**Written problem**: Repeat the material exactly, leaving nothing out.

** start of Data shown **

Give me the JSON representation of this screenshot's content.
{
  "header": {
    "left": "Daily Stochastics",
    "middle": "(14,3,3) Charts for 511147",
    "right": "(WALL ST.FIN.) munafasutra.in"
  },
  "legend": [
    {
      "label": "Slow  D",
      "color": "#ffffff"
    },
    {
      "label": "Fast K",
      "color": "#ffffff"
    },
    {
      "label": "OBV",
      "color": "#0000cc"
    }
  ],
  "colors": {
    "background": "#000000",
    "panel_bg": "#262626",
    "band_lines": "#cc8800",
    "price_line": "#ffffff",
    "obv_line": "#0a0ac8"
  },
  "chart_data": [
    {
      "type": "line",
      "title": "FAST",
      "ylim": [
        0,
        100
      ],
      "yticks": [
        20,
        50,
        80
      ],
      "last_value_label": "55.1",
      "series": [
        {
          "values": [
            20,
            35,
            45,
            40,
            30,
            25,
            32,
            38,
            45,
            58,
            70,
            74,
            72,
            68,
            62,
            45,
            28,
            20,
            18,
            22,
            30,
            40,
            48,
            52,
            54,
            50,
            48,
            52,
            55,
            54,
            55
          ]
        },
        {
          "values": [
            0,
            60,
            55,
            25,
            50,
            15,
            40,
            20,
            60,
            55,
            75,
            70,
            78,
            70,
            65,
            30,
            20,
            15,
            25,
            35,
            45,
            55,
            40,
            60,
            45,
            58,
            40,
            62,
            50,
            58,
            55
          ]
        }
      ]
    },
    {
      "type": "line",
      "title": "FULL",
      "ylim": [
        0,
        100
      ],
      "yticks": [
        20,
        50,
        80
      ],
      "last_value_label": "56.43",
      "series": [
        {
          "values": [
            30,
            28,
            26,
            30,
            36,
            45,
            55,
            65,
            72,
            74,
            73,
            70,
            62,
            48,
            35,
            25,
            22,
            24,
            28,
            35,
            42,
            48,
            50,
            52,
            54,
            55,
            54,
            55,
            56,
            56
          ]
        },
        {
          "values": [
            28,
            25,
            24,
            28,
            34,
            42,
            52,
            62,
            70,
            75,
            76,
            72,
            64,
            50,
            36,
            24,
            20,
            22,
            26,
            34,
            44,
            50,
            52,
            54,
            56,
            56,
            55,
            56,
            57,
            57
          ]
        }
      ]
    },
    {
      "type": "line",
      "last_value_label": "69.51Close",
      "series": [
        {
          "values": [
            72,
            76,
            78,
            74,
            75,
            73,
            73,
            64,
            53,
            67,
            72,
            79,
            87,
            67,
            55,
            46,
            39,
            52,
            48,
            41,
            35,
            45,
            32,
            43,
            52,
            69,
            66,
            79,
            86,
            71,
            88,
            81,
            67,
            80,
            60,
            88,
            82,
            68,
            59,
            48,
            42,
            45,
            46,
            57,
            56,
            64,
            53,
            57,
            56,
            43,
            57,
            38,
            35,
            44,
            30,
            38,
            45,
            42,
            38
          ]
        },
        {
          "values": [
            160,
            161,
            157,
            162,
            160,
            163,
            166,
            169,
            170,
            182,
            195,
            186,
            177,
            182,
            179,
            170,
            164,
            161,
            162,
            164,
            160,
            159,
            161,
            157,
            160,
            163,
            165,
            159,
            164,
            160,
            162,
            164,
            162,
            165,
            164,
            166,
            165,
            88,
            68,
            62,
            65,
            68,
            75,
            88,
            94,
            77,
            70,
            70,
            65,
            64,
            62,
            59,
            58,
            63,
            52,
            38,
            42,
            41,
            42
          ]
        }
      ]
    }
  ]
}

** end of Data shown **

**Task answer**:
Give me the JSON representation of this screenshot's content.
{
  "header": {
    "left": "Daily Stochastics",
    "middle": "(14,3,3) Charts for 511147",
    "right": "(WALL ST.FIN.) munafasutra.in"
  },
  "legend": [
    {
      "label": "Slow  D",
      "color": "#ffffff"
    },
    {
      "label": "Fast K",
      "color": "#ffffff"
    },
    {
      "label": "OBV",
      "color": "#0000cc"
    }
  ],
  "colors": {
    "background": "#000000",
    "panel_bg": "#262626",
    "band_lines": "#cc8800",
    "price_line": "#ffffff",
    "obv_line": "#0a0ac8"
  },
  "chart_data": [
    {
      "type": "line",
      "title": "FAST",
      "ylim": [
        0,
        100
      ],
      "yticks": [
        20,
        50,
        80
      ],
      "last_value_label": "55.1",
      "series": [
        {
          "values": [
            20,
            35,
            45,
            40,
            30,
            25,
            32,
            38,
            45,
            58,
            70,
            74,
            72,
            68,
            62,
            45,
            28,
            20,
            18,
            22,
            30,
            40,
            48,
            52,
            54,
            50,
            48,
            52,
            55,
            54,
            55
          ]
        },
        {
          "values": [
            0,
            60,
            55,
            25,
            50,
            15,
            40,
            20,
            60,
            55,
            75,
            70,
            78,
            70,
            65,
            30,
            20,
            15,
            25,
            35,
            45,
            55,
            40,
            60,
            45,
            58,
            40,
            62,
            50,
            58,
            55
          ]
        }
      ]
    },
    {
      "type": "line",
      "title": "FULL",
      "ylim": [
        0,
        100
      ],
      "yticks": [
        20,
        50,
        80
      ],
      "last_value_label": "56.43",
      "series": [
        {
          "values": [
            30,
            28,
            26,
            30,
            36,
            45,
            55,
            65,
            72,
            74,
            73,
            70,
            62,
            48,
            35,
            25,
            22,
            24,
            28,
            35,
            42,
            48,
            50,
            52,
            54,
            55,
            54,
            55,
            56,
            56
          ]
        },
        {
          "values": [
            28,
            25,
            24,
            28,
            34,
            42,
            52,
            62,
            70,
            75,
            76,
            72,
            64,
            50,
            36,
            24,
            20,
            22,
            26,
            34,
            44,
            50,
            52,
            54,
            56,
            56,
            55,
            56,
            57,
            57
          ]
        }
      ]
    },
    {
      "type": "line",
      "last_value_label": "69.51Close",
      "series": [
        {
          "values": [
            72,
            76,
            78,
            74,
            75,
            73,
            73,
            64,
            53,
            67,
            72,
            79,
            87,
            67,
            55,
            46,
            39,
            52,
            48,
            41,
            35,
            45,
            32,
            43,
            52,
            69,
            66,
            79,
            86,
            71,
            88,
            81,
            67,
            80,
            60,
            88,
            82,
            68,
            59,
            48,
            42,
            45,
            46,
            57,
            56,
            64,
            53,
            57,
            56,
            43,
            57,
            38,
            35,
            44,
            30,
            38,
            45,
            42,
            38
          ]
        },
        {
          "values": [
            160,
            161,
            157,
            162,
            160,
            163,
            166,
            169,
            170,
            182,
            195,
            186,
            177,
            182,
            179,
            170,
            164,
            161,
            162,
            164,
            160,
            159,
            161,
            157,
            160,
            163,
            165,
            159,
            164,
            160,
            162,
            164,
            162,
            165,
            164,
            166,
            165,
            88,
            68,
            62,
            65,
            68,
            75,
            88,
            94,
            77,
            70,
            70,
            65,
            64,
            62,
            59,
            58,
            63,
            52,
            38,
            42,
            41,
            42
          ]
        }
      ]
    }
  ]
}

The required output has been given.